● **Exercise requirements**: Copy each line that holds "number".

(Dataset records)
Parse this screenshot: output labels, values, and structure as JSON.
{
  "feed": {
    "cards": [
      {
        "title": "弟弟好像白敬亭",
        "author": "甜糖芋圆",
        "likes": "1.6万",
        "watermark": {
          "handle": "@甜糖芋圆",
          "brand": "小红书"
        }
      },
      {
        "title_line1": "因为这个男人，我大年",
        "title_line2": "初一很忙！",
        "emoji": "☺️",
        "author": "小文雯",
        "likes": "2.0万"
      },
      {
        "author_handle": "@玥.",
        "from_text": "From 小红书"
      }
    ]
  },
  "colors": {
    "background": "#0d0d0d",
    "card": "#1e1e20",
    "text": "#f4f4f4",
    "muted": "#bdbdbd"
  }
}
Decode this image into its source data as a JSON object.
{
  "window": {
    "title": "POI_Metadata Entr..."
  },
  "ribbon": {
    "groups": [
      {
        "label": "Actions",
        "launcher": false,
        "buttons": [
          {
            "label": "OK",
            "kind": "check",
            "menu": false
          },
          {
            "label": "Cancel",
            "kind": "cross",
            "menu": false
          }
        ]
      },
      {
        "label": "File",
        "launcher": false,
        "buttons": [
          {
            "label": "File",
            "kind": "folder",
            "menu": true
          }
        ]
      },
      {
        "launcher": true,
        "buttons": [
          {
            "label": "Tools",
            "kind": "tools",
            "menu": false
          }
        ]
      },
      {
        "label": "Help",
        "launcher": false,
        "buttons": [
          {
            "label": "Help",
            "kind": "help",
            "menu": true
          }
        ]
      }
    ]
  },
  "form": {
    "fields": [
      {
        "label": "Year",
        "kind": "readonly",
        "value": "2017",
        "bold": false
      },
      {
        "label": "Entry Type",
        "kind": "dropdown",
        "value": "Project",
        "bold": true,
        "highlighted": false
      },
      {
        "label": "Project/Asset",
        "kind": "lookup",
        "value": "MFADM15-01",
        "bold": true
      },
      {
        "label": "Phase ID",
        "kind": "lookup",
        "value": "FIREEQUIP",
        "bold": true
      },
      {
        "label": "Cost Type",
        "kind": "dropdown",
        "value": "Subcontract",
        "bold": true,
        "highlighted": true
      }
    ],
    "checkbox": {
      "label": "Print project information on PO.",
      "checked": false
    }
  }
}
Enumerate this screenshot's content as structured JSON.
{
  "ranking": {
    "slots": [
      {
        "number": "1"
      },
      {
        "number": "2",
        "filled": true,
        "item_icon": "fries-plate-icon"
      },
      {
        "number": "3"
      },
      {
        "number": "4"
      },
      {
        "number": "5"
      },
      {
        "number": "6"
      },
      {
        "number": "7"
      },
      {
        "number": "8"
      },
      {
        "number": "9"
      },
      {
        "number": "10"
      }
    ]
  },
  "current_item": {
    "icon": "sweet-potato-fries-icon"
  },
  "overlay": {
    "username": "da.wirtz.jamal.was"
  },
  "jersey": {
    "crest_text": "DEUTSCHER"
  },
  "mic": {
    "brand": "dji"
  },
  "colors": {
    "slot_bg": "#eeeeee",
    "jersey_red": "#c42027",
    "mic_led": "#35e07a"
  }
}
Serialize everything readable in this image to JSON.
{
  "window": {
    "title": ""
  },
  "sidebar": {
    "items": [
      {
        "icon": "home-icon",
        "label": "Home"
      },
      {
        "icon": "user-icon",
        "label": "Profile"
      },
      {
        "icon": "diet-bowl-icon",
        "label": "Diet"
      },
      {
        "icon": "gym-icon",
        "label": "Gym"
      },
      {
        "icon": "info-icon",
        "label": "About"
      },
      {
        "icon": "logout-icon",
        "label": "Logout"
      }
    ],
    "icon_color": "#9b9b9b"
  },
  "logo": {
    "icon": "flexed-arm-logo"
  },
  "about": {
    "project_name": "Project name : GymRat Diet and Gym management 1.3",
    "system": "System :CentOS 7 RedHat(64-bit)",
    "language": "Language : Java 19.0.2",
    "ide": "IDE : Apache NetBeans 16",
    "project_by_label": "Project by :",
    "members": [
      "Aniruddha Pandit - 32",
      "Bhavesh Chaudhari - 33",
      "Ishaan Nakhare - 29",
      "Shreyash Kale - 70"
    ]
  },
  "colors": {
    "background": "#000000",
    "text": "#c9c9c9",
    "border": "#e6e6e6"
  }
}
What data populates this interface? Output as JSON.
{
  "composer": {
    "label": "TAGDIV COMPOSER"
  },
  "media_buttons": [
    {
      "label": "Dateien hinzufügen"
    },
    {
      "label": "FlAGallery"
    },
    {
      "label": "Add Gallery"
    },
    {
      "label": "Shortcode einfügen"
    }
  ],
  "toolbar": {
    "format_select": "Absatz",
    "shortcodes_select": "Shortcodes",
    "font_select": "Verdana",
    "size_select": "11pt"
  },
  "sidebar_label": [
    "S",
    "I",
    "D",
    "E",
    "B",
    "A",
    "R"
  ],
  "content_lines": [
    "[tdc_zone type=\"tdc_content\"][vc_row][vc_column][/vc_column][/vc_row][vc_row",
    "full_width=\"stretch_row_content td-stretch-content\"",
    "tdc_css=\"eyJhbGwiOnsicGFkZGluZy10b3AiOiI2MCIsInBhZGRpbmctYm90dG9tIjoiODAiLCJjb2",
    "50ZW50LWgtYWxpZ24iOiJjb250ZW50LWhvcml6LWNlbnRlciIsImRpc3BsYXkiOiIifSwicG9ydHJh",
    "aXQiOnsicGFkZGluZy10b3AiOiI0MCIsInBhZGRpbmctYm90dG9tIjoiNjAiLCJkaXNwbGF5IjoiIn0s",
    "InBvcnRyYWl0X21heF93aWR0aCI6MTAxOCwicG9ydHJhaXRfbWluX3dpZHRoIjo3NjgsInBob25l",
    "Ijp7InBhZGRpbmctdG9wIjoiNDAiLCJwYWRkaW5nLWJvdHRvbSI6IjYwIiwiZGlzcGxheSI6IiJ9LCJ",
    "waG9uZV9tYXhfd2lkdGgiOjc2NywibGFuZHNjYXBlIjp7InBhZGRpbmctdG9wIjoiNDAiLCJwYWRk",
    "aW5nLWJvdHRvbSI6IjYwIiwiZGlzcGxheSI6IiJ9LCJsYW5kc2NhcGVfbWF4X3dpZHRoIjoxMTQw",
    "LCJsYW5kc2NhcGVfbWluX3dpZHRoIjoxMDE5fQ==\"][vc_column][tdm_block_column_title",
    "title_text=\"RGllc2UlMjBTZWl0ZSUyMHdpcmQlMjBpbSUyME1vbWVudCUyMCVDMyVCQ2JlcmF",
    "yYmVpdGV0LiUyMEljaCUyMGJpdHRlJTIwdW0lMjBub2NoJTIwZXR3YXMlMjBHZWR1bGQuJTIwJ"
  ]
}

● **Reply**:
        "number": "1"
        "number": "2",
        "number": "3"
        "number": "4"
        "number": "5"
        "number": "6"
        "number": "7"
        "number": "8"
        "number": "9"
        "number": "10"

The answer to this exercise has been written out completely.